== Requirements ==
Reproduce the following material verbatim, keeping every line and number unchanged.
-=-=-
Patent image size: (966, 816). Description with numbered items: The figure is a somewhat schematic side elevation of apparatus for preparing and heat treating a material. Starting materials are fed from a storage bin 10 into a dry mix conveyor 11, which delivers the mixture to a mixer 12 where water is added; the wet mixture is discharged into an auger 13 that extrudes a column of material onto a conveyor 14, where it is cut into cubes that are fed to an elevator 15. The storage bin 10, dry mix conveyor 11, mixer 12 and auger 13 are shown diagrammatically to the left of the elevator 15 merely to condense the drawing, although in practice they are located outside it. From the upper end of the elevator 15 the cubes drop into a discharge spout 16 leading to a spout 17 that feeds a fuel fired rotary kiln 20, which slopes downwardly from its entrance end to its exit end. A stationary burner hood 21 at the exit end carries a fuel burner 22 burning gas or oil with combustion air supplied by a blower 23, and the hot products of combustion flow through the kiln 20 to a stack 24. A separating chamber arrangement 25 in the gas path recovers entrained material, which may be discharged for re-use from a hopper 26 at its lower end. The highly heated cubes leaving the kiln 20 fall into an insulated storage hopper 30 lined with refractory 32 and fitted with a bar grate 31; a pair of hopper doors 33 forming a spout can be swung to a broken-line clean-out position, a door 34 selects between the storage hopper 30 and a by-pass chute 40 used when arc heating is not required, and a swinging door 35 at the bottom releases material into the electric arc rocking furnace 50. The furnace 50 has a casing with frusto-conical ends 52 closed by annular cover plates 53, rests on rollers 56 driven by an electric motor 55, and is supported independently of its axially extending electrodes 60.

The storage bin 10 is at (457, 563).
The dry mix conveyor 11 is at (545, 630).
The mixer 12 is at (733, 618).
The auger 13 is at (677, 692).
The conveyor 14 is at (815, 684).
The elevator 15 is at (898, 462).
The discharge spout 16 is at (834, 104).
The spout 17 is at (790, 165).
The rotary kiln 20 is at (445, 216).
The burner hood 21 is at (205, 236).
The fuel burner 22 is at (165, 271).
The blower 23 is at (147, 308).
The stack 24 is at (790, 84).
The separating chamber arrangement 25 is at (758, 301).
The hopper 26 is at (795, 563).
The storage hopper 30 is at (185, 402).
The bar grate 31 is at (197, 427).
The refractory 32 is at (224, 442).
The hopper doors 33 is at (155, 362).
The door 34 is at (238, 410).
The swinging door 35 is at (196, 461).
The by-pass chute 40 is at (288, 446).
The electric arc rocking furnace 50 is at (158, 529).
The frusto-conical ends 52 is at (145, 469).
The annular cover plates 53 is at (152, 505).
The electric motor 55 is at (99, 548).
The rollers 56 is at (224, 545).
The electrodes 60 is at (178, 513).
-=-=-
== Result ==
Patent image size: (966, 816). Description with numbered items: The figure is a somewhat schematic side elevation of apparatus for preparing and heat treating a material. Starting materials are fed from a storage bin 10 into a dry mix conveyor 11, which delivers the mixture to a mixer 12 where water is added; the wet mixture is discharged into an auger 13 that extrudes a column of material onto a conveyor 14, where it is cut into cubes that are fed to an elevator 15. The storage bin 10, dry mix conveyor 11, mixer 12 and auger 13 are shown diagrammatically to the left of the elevator 15 merely to condense the drawing, although in practice they are located outside it. From the upper end of the elevator 15 the cubes drop into a discharge spout 16 leading to a spout 17 that feeds a fuel fired rotary kiln 20, which slopes downwardly from its entrance end to its exit end. A stationary burner hood 21 at the exit end carries a fuel burner 22 burning gas or oil with combustion air supplied by a blower 23, and the hot products of combustion flow through the kiln 20 to a stack 24. A separating chamber arrangement 25 in the gas path recovers entrained material, which may be discharged for re-use from a hopper 26 at its lower end. The highly heated cubes leaving the kiln 20 fall into an insulated storage hopper 30 lined with refractory 32 and fitted with a bar grate 31; a pair of hopper doors 33 forming a spout can be swung to a broken-line clean-out position, a door 34 selects between the storage hopper 30 and a by-pass chute 40 used when arc heating is not required, and a swinging door 35 at the bottom releases material into the electric arc rocking furnace 50. The furnace 50 has a casing with frusto-conical ends 52 closed by annular cover plates 53, rests on rollers 56 driven by an electric motor 55, and is supported independently of its axially extending electrodes 60.

The storage bin 10 is at (457, 563).
The dry mix conveyor 11 is at (545, 630).
The mixer 12 is at (733, 618).
The auger 13 is at (677, 692).
The conveyor 14 is at (815, 684).
The elevator 15 is at (898, 462).
The discharge spout 16 is at (834, 104).
The spout 17 is at (790, 165).
The rotary kiln 20 is at (445, 216).
The burner hood 21 is at (205, 236).
The fuel burner 22 is at (165, 271).
The blower 23 is at (147, 308).
The stack 24 is at (790, 84).
The separating chamber arrangement 25 is at (758, 301).
The hopper 26 is at (795, 563).
The storage hopper 30 is at (185, 402).
The bar grate 31 is at (197, 427).
The refractory 32 is at (224, 442).
The hopper doors 33 is at (155, 362).
The door 34 is at (238, 410).
The swinging door 35 is at (196, 461).
The by-pass chute 40 is at (288, 446).
The electric arc rocking furnace 50 is at (158, 529).
The frusto-conical ends 52 is at (145, 469).
The annular cover plates 53 is at (152, 505).
The electric motor 55 is at (99, 548).
The rollers 56 is at (224, 545).
The electrodes 60 is at (178, 513).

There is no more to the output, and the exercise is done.